#### Prompt
Report each line of the data that includes the word "form".

#### Data to process
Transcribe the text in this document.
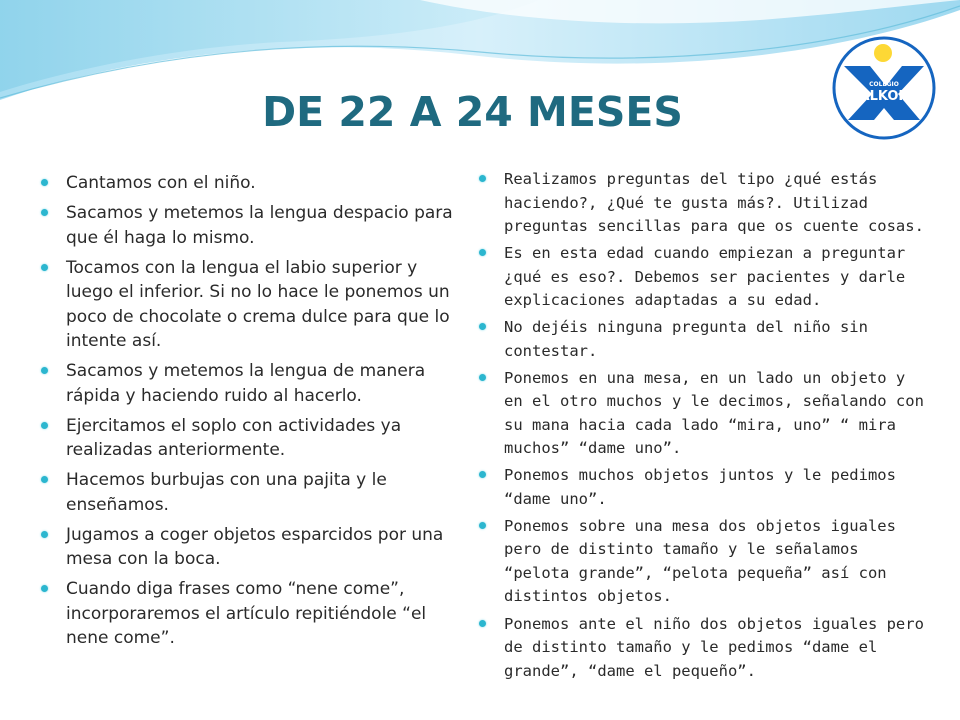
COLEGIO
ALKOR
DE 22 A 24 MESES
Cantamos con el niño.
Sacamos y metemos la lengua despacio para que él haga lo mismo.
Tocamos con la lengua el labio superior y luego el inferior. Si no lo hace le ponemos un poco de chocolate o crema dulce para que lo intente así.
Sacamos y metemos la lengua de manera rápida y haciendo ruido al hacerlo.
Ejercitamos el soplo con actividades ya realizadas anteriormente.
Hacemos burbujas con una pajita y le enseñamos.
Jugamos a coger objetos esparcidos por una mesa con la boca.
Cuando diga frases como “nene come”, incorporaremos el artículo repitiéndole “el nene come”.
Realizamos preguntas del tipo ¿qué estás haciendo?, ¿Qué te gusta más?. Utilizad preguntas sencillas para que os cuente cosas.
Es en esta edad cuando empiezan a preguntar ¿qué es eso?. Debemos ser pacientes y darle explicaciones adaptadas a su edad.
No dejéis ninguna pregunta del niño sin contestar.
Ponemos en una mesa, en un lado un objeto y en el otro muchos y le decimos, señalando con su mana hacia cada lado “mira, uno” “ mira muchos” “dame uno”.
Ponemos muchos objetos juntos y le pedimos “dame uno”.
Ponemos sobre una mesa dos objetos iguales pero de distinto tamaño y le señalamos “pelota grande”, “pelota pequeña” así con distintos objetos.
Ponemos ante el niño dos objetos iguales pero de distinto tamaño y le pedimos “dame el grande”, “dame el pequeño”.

==

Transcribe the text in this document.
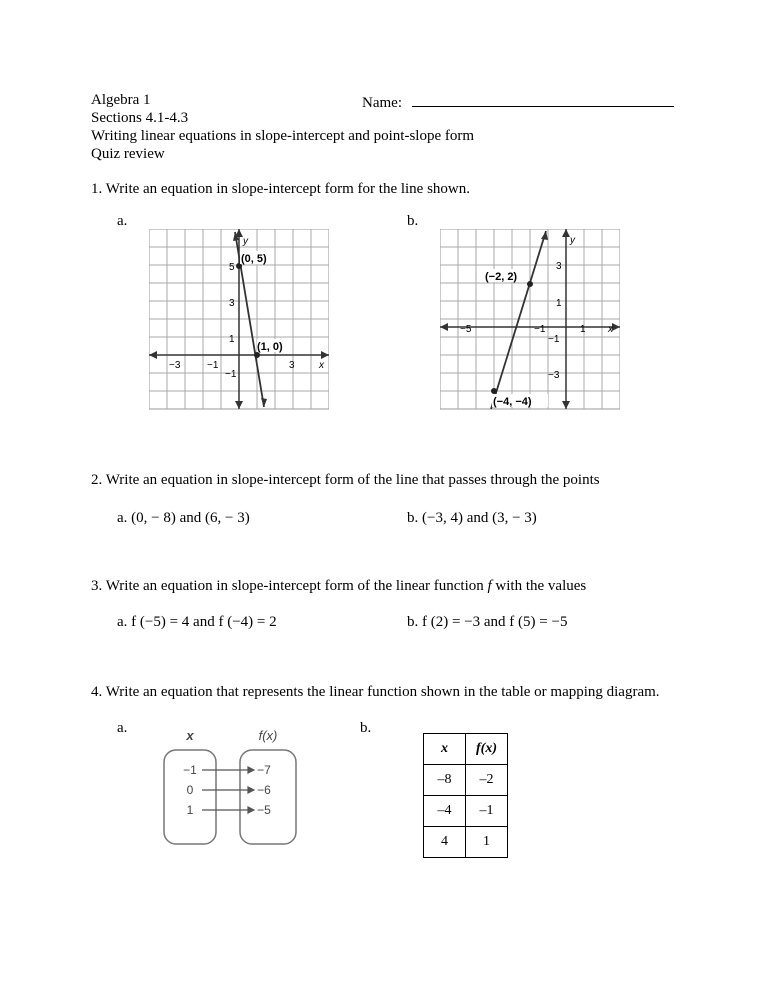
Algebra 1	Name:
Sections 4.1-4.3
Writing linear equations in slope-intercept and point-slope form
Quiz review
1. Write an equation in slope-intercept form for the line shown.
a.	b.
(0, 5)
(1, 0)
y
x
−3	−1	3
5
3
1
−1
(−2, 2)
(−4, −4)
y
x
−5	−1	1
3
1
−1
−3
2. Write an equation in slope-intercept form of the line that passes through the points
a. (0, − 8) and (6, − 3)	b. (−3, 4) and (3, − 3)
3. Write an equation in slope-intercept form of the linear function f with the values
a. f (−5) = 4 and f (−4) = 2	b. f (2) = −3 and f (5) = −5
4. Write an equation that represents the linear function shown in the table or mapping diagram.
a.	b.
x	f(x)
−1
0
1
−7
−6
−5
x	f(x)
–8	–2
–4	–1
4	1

#### Output
Writing linear equations in slope-intercept and point-slope form
1. Write an equation in slope-intercept form for the line shown.
2. Write an equation in slope-intercept form of the line that passes through the points
3. Write an equation in slope-intercept form of the linear function f with the values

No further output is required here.